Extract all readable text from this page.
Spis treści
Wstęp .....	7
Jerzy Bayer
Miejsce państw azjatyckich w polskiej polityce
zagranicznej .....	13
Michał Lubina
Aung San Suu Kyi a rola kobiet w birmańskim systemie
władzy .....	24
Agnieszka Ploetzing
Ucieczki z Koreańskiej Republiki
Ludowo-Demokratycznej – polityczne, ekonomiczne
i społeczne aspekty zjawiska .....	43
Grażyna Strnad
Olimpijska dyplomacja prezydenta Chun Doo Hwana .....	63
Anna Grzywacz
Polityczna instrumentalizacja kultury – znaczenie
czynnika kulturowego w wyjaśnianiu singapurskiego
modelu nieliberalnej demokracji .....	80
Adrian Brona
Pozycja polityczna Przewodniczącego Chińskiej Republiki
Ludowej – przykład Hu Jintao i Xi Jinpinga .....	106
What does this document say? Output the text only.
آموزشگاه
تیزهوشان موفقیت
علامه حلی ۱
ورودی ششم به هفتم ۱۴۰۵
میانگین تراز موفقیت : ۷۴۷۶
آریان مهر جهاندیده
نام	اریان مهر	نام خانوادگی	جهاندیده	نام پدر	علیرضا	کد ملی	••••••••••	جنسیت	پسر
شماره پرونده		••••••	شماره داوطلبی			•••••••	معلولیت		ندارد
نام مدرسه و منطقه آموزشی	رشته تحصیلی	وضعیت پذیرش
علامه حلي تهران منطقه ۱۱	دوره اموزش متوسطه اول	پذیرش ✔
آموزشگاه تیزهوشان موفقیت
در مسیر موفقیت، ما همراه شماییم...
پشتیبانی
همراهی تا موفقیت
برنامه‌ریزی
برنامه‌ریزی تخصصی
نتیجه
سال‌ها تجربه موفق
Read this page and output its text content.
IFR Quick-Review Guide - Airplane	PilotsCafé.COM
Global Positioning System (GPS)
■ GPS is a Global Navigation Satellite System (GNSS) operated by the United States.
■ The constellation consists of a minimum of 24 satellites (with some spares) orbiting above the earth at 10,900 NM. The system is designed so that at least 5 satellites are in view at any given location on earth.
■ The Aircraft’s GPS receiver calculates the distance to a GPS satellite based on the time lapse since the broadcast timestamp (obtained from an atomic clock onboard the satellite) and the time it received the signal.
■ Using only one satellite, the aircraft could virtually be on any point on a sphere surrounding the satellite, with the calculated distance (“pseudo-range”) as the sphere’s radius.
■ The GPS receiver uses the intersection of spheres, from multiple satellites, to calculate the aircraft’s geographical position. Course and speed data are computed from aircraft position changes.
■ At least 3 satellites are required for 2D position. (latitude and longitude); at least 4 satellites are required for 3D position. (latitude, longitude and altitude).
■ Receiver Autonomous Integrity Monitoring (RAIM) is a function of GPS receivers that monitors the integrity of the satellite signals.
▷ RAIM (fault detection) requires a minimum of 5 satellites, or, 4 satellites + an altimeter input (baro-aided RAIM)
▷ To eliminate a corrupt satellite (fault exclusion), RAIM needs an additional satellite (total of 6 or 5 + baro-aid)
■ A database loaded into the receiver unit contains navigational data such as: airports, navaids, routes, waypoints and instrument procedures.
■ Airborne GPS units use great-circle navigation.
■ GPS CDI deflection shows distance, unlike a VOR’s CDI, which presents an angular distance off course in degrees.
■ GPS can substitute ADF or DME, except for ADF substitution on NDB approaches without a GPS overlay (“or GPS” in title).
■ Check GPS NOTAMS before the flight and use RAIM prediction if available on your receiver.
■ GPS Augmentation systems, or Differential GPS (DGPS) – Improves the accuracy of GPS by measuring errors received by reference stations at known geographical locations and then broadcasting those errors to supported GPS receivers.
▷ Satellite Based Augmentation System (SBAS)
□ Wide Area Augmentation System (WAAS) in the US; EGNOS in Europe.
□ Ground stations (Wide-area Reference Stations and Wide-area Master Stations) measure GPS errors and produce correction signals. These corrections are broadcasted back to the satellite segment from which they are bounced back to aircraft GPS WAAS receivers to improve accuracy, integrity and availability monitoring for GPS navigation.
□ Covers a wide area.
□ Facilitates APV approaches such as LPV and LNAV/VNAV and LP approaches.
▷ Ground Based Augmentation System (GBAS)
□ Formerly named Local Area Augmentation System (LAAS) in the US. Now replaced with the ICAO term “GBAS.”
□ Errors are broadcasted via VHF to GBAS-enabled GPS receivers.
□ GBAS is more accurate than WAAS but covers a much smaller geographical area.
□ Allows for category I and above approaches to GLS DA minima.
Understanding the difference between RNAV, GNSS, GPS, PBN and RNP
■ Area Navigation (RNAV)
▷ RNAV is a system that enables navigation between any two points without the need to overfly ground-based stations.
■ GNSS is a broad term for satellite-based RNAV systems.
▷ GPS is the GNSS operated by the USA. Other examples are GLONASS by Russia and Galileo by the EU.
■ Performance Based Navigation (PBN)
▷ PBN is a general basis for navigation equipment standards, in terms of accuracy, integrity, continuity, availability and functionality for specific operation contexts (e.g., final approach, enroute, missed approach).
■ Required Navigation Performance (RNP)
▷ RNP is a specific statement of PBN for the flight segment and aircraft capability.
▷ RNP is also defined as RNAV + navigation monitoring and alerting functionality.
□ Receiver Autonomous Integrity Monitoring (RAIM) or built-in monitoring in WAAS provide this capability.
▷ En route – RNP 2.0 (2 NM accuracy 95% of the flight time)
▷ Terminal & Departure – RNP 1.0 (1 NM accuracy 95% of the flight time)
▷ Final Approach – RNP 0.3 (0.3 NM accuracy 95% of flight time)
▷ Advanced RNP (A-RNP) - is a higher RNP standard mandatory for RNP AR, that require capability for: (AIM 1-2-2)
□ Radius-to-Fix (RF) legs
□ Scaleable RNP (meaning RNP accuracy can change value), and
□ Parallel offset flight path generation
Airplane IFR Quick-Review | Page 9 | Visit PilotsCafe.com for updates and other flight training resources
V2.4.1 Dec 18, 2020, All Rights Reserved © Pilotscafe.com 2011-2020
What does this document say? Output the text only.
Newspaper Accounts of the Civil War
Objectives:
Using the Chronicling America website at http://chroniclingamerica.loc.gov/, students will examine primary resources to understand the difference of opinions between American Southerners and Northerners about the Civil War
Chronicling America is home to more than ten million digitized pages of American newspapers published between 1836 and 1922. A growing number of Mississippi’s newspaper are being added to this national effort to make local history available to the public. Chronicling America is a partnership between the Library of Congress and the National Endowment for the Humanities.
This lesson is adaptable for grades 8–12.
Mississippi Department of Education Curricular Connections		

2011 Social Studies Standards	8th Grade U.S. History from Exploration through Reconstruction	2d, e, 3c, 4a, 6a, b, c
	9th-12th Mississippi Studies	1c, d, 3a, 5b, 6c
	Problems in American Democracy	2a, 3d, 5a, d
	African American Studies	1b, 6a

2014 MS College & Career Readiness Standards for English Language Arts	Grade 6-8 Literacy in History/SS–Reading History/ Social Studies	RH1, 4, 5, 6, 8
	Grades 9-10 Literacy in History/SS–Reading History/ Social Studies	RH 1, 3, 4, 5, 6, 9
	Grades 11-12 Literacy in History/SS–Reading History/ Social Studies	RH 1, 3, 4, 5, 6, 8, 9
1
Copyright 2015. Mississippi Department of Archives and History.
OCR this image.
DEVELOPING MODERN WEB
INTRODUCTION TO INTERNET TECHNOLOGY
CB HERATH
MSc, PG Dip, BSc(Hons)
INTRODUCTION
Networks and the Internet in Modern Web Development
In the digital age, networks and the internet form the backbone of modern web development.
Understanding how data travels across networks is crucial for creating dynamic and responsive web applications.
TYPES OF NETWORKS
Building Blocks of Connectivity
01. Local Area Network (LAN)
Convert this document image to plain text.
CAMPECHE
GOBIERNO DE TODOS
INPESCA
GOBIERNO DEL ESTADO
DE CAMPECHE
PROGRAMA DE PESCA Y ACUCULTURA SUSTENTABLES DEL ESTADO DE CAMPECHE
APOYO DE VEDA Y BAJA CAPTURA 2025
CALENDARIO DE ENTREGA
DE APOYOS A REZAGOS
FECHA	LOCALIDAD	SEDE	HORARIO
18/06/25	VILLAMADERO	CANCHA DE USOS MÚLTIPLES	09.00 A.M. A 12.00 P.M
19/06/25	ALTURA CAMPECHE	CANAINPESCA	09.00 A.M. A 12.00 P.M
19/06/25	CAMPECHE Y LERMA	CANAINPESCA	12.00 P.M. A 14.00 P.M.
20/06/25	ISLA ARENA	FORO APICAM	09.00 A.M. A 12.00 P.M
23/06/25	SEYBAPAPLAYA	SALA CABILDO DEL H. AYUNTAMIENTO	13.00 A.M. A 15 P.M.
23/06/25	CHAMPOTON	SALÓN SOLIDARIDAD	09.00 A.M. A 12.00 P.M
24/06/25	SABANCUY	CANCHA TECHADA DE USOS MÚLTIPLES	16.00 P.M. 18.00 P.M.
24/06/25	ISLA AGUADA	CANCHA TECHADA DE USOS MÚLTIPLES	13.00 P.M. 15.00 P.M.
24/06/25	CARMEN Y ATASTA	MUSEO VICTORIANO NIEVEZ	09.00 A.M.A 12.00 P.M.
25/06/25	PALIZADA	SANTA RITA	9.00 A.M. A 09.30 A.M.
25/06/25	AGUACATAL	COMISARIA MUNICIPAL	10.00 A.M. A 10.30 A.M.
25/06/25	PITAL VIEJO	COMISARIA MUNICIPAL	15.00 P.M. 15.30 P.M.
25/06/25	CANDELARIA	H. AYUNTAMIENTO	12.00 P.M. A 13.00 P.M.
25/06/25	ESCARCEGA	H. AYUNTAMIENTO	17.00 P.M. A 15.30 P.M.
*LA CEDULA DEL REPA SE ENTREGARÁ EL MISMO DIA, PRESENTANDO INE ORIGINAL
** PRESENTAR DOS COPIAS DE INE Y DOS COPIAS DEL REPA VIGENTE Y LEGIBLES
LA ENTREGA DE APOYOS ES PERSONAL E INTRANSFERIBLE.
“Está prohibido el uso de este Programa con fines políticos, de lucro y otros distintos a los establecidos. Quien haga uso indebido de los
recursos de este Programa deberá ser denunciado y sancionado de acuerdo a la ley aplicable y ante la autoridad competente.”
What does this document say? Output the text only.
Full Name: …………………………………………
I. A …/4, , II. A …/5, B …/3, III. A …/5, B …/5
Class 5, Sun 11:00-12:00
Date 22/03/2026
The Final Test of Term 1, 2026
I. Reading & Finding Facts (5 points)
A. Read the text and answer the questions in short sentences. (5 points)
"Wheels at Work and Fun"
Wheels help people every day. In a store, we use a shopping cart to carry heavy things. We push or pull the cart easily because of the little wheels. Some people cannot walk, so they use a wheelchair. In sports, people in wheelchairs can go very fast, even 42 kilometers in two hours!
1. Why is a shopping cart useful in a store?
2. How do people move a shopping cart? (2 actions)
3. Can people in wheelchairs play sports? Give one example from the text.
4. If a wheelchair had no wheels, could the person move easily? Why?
—————
Report all lines of the data above that include the string "difference".

- ANSWER FOR THE TASK:
Understanding the difference between RNAV, GNSS, GPS, PBN and RNP
Using the Chronicling America website at http://chroniclingamerica.loc.gov/, students will examine primary resources to understand the difference of opinions between American Southerners and Northerners about the Civil War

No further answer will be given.